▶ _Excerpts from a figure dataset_

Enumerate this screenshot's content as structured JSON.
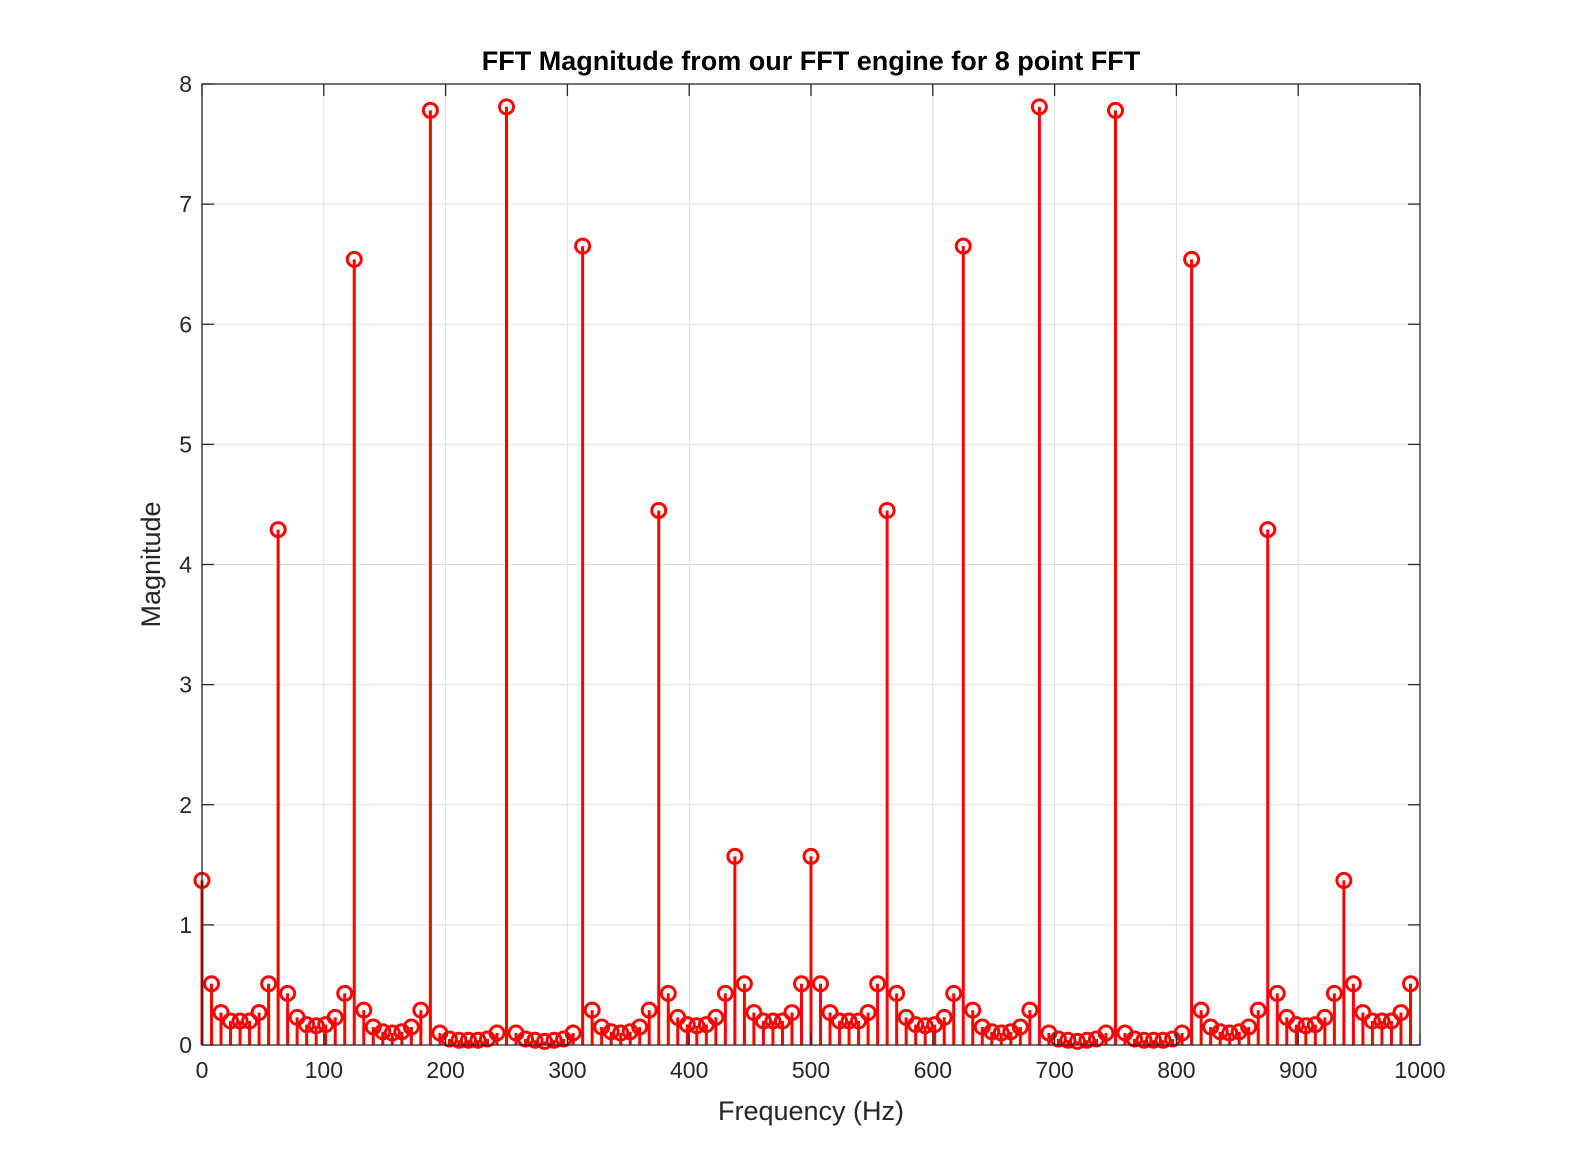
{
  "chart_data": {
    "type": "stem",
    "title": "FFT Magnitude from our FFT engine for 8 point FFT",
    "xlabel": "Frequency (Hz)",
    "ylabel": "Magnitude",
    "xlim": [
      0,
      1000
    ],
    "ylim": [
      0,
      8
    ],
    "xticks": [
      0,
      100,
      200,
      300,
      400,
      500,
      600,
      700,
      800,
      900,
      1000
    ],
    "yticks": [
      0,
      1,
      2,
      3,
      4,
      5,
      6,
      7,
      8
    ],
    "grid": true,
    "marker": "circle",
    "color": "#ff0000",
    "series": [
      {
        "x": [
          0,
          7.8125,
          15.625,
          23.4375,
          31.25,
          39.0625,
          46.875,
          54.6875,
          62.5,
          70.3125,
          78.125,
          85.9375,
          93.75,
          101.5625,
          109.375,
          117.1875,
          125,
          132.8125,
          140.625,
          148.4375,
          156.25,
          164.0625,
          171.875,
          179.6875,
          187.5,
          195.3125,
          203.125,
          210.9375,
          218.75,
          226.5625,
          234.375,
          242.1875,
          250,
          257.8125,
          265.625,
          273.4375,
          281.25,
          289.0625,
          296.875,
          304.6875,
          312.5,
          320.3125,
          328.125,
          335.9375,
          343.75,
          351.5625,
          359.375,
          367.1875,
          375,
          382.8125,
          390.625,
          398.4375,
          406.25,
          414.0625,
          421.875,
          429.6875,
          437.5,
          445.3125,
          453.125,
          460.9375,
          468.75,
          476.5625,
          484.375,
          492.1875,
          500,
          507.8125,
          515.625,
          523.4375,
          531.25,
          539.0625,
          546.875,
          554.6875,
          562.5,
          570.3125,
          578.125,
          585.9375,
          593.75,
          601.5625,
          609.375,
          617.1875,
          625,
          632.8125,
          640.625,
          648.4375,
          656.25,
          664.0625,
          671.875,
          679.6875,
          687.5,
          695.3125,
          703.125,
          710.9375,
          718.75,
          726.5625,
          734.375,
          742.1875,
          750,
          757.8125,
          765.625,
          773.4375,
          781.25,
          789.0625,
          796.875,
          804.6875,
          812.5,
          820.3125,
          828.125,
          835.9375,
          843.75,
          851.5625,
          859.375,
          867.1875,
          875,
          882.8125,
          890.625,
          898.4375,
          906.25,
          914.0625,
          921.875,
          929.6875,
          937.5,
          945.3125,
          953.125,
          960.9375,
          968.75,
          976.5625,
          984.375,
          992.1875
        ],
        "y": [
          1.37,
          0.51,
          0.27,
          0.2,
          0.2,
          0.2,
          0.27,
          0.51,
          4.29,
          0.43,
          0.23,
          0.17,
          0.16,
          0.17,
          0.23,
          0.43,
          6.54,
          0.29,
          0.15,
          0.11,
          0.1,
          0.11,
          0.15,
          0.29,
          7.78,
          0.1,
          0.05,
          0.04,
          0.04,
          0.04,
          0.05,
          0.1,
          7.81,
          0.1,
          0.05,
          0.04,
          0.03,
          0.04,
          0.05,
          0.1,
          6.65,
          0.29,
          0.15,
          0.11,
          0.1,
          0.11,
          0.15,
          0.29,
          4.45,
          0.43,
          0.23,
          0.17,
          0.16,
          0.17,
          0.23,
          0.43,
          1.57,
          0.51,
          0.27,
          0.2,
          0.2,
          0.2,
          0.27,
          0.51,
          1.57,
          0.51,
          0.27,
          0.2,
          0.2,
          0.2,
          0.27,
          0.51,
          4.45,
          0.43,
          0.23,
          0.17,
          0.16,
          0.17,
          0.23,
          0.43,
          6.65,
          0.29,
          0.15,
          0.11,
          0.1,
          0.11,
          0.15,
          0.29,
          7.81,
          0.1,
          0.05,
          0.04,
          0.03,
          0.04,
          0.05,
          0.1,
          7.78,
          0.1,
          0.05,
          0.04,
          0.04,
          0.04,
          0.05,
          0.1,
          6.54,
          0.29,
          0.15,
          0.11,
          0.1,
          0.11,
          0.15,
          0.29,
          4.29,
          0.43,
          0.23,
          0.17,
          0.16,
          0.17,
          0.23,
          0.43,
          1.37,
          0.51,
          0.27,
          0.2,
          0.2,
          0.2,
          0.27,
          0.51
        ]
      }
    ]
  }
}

--

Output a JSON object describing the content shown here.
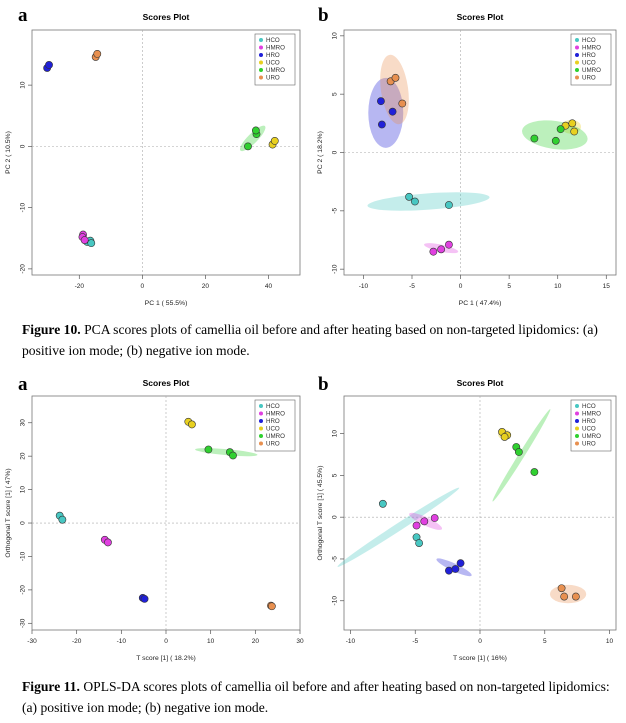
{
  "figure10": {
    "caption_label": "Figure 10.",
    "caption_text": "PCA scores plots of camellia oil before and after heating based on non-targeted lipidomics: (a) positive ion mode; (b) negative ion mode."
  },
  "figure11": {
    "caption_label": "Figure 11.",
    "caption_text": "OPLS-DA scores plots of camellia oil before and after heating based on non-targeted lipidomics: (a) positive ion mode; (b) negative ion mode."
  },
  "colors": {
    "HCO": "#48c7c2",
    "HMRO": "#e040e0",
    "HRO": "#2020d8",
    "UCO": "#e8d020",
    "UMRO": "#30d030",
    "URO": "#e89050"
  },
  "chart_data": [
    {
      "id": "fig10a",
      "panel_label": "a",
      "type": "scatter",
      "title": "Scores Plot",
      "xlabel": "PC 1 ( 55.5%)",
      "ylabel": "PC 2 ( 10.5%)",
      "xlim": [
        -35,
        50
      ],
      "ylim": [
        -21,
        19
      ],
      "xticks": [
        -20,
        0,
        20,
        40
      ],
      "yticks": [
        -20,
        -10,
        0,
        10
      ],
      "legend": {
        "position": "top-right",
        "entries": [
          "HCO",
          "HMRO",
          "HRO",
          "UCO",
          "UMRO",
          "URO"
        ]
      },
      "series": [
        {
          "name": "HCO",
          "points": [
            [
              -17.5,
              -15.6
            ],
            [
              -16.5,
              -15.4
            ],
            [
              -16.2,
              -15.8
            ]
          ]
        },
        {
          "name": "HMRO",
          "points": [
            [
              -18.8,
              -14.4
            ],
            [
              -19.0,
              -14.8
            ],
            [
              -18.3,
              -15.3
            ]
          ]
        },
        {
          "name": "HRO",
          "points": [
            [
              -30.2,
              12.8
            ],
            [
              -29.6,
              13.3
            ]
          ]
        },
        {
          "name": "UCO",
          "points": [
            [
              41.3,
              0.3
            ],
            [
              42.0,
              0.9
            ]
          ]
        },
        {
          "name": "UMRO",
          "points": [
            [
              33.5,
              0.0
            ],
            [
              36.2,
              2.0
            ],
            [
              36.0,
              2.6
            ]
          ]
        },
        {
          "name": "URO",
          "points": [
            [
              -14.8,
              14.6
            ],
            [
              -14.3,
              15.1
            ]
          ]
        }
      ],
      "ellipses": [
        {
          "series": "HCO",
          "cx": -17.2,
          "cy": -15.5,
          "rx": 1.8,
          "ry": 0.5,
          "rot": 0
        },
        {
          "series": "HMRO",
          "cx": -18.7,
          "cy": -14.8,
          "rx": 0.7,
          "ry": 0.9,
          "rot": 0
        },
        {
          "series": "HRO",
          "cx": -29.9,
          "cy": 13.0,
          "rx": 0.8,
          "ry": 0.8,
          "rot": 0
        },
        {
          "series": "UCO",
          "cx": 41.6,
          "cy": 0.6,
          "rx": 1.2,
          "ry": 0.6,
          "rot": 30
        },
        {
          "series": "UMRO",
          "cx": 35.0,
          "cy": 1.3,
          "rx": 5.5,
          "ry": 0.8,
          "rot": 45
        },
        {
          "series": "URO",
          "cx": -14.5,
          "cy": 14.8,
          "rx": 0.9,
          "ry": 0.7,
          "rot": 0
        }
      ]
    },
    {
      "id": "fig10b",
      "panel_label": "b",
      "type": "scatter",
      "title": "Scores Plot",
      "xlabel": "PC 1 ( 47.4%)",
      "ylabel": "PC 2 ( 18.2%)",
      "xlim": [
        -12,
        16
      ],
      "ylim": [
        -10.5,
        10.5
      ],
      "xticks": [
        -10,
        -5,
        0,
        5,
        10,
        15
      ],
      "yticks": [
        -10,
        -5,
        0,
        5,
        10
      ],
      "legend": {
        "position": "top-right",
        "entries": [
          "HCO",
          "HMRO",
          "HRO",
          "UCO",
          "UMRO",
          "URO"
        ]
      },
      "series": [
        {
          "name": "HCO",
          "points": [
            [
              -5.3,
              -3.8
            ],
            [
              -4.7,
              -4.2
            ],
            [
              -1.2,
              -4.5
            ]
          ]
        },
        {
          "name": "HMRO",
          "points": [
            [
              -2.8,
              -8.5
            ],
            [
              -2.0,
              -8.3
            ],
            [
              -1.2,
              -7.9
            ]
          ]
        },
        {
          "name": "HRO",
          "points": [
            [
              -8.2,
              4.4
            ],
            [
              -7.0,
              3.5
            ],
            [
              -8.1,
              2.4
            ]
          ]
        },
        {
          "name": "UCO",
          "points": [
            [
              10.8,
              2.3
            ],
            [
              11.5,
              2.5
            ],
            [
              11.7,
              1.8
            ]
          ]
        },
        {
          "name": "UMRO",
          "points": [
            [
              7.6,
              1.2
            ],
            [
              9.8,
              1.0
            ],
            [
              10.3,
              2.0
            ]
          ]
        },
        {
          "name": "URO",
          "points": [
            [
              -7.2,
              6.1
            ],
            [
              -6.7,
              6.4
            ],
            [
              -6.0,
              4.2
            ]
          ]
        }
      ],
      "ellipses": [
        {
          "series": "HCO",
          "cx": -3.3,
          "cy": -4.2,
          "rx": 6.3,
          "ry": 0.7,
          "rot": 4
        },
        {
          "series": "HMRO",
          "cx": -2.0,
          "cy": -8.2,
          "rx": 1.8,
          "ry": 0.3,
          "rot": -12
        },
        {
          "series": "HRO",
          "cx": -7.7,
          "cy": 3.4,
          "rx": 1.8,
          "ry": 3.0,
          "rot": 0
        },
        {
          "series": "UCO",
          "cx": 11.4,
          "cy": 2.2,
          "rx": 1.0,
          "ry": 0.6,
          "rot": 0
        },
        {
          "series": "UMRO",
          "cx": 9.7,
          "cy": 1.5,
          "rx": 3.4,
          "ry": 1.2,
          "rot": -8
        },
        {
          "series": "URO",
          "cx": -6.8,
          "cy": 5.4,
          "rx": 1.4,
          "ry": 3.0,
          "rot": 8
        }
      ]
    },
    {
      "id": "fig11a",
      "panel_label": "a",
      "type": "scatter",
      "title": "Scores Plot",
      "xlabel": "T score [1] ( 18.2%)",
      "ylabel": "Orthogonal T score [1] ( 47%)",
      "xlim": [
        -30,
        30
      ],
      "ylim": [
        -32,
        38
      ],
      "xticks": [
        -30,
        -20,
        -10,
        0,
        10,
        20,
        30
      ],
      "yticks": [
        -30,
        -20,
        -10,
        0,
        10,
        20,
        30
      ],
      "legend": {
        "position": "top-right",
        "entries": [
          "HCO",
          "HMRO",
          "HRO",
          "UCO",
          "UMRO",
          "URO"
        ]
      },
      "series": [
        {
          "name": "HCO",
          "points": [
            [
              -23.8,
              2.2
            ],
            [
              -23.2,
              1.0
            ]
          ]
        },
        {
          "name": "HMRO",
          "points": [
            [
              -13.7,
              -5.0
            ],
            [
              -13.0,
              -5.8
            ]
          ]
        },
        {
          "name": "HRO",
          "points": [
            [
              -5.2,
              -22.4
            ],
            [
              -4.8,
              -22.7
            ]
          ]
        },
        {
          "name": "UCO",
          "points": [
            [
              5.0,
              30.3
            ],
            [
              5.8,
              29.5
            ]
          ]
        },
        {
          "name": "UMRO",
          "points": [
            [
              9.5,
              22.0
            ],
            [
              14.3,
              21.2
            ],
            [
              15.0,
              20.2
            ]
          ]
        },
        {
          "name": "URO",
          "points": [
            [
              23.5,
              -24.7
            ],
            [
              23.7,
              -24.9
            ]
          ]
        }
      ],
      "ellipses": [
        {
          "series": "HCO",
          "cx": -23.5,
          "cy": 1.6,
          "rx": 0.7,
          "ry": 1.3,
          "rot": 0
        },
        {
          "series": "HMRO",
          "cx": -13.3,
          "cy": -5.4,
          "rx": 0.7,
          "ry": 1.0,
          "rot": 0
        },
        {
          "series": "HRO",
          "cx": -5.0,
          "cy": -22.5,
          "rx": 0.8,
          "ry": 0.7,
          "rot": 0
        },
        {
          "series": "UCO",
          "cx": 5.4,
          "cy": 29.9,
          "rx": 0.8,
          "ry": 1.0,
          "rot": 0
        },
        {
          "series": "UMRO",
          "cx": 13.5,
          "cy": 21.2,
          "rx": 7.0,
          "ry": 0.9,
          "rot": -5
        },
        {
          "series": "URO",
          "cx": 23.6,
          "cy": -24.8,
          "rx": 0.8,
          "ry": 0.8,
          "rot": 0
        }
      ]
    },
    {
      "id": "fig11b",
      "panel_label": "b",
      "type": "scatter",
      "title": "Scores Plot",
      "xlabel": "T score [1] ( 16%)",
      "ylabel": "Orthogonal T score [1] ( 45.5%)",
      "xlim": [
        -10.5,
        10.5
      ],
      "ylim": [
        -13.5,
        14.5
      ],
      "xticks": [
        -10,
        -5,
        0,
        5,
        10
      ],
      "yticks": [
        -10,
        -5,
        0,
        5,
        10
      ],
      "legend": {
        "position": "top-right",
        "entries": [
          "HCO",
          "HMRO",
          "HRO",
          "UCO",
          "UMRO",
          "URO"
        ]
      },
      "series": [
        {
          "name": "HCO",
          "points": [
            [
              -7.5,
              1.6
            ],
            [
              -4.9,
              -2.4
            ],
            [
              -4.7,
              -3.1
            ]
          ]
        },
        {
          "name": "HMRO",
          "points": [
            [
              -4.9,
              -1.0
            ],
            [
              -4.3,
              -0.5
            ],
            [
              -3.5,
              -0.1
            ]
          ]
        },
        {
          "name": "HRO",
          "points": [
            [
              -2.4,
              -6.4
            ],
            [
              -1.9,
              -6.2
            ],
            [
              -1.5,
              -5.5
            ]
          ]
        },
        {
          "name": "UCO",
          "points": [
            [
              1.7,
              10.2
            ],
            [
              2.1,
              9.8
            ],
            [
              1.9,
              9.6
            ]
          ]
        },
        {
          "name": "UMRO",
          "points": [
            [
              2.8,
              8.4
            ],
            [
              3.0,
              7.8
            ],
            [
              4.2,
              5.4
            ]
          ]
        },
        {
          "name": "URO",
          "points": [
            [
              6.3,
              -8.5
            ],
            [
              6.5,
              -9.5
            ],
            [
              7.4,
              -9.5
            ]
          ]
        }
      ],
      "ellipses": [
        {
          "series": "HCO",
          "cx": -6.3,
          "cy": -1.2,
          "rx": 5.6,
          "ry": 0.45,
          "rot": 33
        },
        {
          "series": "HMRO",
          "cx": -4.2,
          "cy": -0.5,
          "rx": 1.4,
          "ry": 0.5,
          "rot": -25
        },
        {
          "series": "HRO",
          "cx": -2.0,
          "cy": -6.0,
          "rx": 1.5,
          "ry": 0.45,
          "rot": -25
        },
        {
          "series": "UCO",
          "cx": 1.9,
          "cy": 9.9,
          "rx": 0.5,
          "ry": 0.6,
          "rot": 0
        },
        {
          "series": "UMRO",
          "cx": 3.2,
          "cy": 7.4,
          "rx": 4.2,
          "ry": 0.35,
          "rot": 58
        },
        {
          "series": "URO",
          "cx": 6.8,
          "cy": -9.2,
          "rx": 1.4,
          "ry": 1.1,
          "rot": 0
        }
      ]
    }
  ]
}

▶ _What needs to be done_
Point out every line holding the string "targeted" and copy it.

▶ _Solved problem_
    "caption_text": "PCA scores plots of camellia oil before and after heating based on non-targeted lipidomics: (a) positive ion mode; (b) negative ion mode."
    "caption_text": "OPLS-DA scores plots of camellia oil before and after heating based on non-targeted lipidomics: (a) positive ion mode; (b) negative ion mode."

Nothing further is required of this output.